[Passage for review]:
◆ ◆ ◆ ◆ ◆
Sorry what I meant was what if you'd fallen pregnant before the question of marriage had even come up, not when you were already engaged. If you hadn't been together long enough to know whether you wanted to marry them would you have just got married because you were pregnant? Sorry I just find it hard to get my head around.

Getting pregnant by accident isn't exactly impossible is it. Both the combined and mini pill can fail you even if you take it 100% perfectly, i know people who have fallen pregnant on the implant, a condom can split or even fall off etc

FiveSoloRings · 02/01/2010 01:35

So, would you go if he said he would marry you? seems a little petty if the answer is yes IMO ~ not that I'm any kind of expert in relationships of course.

sayithowitis · 02/01/2010 01:43

Actually Nappyaddict, in our case, we did not 'indulge' as it were, until we had decided to get married and set a date. I appreciate that these days that would be unusual, but back in the day, it was quite normal! We had been 'courting' for about four years before we 'did the deed'.

Makipuppy · 02/01/2010 09:07

Just for the record, I've persuaded my DP into marriage with a fair amount of wailing (but without withholding sex ) but much more than that I explained my view and the reasons why it was so important to me ad nauseum. When he (finally) did see my side, he agreed to it with me. He would have to be a bit dim to say in the future 'well it was you who wanted to...' - the marriage is just an extension of the relationship isn't it? Or do you think he would claim the fact we were married ruined our relationship? I don't think it can unless you've married to 'save' a failing relationship or if you're actually the sort of person who thinks they don't have to try any more once they have a ring on their finger neither of which is true in our case.

Relationships often involve conflict of expectations in these things and in fairness a deal must be reached that keeps both happy. 'We're all right as we are' or 'I don't like the idea' doesn't really cut it when your actions are making your partner feel vulnerable. If you're like me, those feelings will grow into indignance and anger. I think perhaps you know this which is why seeing others getting married doesn't much appeal.

OP, if your DP hasn't been able to give you any reasons perhaps he doesn't know what the reasons are. Arm yourself with those reasons and have a proper discussion. You may find he ends up thinking it was all his idea. You can't force someone to marry you but you can force them to look at the issue and hear what you're saying and why.
◆ ◆ ◆ ◆ ◆
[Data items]
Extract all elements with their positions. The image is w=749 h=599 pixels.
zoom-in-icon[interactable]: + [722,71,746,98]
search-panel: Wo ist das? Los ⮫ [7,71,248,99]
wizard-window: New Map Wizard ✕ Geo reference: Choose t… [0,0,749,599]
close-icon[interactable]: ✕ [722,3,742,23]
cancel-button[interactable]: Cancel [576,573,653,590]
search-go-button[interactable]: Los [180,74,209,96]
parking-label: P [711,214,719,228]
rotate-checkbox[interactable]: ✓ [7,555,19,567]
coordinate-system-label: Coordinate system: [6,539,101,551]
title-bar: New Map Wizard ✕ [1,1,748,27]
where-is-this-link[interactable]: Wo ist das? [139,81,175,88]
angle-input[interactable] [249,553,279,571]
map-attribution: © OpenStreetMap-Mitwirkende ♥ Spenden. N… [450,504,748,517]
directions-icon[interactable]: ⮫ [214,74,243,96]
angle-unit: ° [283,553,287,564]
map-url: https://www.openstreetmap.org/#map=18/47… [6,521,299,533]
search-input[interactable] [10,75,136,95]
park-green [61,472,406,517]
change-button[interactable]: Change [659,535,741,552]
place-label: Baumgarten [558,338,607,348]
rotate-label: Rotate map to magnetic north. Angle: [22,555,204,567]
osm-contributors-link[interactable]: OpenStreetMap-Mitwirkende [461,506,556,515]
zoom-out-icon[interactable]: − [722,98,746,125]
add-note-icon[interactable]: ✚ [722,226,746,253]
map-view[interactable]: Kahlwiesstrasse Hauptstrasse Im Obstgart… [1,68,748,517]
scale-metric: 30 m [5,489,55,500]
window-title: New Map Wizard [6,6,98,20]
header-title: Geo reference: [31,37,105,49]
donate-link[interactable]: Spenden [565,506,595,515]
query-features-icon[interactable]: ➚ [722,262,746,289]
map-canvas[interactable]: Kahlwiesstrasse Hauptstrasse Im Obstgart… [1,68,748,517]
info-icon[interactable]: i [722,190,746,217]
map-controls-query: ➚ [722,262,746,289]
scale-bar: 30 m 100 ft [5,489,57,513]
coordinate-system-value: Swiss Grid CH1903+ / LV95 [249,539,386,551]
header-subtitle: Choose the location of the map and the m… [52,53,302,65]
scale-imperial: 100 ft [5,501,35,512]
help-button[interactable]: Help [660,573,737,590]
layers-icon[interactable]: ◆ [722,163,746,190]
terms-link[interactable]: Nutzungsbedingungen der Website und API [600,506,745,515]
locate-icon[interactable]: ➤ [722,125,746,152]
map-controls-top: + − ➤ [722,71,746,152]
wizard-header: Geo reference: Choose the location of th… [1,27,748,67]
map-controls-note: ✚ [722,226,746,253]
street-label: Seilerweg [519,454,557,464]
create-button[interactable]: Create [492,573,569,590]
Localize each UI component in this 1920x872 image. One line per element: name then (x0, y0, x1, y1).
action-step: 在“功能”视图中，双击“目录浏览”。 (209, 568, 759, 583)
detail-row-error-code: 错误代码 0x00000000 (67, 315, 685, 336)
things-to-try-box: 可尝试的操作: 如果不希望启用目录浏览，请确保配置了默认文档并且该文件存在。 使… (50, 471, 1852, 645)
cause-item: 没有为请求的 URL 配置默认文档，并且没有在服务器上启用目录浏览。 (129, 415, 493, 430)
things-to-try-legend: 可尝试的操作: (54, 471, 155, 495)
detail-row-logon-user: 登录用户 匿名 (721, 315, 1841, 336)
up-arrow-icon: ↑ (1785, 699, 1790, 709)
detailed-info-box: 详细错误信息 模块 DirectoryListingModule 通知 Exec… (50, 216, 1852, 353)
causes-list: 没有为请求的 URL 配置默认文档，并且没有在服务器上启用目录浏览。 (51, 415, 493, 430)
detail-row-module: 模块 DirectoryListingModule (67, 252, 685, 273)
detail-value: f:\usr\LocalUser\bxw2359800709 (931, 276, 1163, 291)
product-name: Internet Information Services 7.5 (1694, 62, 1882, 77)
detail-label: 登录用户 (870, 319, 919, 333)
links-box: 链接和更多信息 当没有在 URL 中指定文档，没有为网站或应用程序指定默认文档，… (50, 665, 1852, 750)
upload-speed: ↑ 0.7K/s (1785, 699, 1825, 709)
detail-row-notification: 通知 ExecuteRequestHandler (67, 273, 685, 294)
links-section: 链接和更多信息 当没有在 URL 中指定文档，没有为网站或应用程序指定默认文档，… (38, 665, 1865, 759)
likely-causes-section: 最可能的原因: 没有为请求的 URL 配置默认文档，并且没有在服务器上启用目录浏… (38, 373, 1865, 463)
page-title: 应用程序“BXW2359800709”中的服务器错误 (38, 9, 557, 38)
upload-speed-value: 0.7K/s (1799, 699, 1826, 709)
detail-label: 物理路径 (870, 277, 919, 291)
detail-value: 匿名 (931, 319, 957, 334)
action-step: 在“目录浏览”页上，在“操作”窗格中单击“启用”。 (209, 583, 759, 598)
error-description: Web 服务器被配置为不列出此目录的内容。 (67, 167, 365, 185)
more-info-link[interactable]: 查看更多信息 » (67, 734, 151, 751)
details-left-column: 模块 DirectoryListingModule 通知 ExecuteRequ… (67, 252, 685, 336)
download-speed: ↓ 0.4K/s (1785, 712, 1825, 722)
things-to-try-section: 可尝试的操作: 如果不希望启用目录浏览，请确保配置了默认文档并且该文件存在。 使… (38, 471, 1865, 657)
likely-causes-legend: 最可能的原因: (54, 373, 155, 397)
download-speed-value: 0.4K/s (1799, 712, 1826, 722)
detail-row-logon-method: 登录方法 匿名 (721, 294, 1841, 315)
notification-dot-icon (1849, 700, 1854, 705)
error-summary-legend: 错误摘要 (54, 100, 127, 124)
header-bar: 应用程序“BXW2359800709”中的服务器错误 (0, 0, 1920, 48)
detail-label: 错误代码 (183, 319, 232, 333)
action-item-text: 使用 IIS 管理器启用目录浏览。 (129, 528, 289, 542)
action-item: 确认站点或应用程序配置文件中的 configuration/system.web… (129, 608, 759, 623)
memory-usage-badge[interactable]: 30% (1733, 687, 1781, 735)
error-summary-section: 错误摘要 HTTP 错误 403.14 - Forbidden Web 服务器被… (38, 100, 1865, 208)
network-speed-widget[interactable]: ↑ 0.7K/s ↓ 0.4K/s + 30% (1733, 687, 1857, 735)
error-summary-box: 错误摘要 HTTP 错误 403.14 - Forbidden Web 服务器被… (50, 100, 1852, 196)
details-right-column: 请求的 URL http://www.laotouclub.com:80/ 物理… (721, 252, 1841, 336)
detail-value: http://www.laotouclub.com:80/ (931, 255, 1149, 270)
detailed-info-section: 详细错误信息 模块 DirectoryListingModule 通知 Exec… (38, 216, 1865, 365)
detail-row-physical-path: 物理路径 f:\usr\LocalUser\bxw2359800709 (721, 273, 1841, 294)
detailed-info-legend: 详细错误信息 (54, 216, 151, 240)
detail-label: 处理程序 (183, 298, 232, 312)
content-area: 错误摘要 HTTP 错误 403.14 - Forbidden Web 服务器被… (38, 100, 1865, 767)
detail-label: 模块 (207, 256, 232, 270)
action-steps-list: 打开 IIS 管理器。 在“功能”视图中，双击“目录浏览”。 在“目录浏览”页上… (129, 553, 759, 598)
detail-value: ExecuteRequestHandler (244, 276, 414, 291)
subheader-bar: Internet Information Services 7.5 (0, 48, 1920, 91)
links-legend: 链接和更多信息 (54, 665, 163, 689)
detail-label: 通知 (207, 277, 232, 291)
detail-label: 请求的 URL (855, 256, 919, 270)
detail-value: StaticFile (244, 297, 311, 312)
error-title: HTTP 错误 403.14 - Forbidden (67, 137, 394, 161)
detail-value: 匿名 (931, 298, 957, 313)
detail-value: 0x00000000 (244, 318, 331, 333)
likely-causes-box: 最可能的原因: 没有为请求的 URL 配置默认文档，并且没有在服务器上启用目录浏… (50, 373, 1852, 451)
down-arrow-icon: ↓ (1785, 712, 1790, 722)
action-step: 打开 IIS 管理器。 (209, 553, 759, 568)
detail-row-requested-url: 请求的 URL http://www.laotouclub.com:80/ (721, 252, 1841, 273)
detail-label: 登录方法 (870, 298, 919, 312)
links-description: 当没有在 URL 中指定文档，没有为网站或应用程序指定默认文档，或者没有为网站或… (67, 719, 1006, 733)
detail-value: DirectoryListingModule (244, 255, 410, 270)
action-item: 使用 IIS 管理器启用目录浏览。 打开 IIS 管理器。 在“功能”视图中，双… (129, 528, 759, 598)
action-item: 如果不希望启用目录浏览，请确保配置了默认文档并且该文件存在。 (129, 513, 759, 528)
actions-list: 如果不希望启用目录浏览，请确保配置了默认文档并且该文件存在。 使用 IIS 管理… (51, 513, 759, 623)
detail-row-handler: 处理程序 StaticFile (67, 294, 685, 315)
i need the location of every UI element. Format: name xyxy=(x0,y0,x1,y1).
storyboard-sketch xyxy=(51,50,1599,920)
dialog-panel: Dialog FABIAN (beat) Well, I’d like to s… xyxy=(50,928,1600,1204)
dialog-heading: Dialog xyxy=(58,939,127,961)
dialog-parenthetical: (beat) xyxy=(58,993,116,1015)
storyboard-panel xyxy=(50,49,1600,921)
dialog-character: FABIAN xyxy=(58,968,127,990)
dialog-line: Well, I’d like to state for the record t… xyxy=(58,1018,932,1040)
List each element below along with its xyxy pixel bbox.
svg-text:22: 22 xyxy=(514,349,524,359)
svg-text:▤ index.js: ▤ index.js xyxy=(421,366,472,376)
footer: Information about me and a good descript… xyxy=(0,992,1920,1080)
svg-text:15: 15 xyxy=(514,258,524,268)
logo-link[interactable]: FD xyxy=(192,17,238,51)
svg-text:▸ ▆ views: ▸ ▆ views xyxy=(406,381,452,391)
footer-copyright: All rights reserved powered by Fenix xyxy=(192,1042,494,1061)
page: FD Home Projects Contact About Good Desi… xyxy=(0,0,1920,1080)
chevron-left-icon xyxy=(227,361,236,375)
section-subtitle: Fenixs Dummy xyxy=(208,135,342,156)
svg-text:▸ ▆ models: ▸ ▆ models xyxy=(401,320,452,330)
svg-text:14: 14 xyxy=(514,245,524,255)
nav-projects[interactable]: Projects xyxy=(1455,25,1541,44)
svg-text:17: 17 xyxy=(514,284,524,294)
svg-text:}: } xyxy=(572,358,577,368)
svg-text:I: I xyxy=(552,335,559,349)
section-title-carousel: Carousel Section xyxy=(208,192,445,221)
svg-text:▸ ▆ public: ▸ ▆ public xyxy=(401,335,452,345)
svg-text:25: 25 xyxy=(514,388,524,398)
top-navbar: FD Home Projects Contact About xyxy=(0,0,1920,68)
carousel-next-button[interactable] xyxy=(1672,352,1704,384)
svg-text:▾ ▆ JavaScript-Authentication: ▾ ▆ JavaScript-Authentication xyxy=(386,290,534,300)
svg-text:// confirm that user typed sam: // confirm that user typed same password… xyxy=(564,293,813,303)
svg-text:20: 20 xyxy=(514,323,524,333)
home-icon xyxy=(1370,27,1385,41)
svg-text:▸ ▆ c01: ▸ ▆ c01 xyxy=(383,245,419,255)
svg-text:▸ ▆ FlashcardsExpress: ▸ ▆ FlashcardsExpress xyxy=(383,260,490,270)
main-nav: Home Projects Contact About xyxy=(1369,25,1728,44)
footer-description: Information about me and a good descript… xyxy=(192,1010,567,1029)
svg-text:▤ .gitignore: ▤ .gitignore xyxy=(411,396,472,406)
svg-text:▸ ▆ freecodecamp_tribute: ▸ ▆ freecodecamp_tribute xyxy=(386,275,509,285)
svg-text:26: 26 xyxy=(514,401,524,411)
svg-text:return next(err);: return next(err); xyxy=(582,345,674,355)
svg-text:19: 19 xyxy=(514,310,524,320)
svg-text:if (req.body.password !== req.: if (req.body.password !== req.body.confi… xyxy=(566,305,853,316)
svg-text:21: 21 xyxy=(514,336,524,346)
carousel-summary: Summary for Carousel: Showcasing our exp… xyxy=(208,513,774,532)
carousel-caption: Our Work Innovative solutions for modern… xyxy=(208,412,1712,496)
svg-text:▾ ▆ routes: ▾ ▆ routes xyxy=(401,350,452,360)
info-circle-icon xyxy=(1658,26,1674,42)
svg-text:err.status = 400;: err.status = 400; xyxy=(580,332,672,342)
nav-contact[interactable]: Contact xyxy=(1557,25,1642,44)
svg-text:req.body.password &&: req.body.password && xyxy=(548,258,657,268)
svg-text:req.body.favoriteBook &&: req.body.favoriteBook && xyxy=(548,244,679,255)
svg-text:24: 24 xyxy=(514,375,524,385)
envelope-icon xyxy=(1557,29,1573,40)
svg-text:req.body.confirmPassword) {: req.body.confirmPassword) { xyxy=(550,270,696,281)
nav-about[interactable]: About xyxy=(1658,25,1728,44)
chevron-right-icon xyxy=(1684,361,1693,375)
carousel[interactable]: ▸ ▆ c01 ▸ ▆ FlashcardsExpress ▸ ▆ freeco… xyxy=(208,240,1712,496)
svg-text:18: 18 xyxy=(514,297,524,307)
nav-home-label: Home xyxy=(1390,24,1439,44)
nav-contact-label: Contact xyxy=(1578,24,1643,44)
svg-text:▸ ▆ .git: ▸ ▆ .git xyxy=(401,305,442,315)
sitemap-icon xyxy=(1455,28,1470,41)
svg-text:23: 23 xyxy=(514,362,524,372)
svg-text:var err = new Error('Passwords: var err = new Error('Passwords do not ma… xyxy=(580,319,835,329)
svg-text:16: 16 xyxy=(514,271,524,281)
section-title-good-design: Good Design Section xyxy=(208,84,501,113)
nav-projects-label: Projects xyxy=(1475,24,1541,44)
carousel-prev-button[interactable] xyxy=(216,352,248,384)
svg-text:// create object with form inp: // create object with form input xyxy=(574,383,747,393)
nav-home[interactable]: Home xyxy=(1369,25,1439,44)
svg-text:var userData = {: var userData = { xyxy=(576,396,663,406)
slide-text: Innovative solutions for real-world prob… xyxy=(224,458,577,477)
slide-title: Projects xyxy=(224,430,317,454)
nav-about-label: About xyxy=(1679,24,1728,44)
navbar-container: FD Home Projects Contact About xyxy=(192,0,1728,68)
◆ ◆ ◆ ◆ ◆
[Exercise tasks]:
- a) In the forum thread on marriage, how long had the writer who addresses Nappyaddict been "courting" before they "did the deed"?
- b) In the forum thread on marriage, why does the post starting "Getting pregnant by accident" say that this is possible?

[List of answers]:
- a) About four years.

- b) Both the combined pill and the mini pill can fail even if taken perfectly, and the writer knows people who got pregnant on the implant. A condom can also split or even fall off.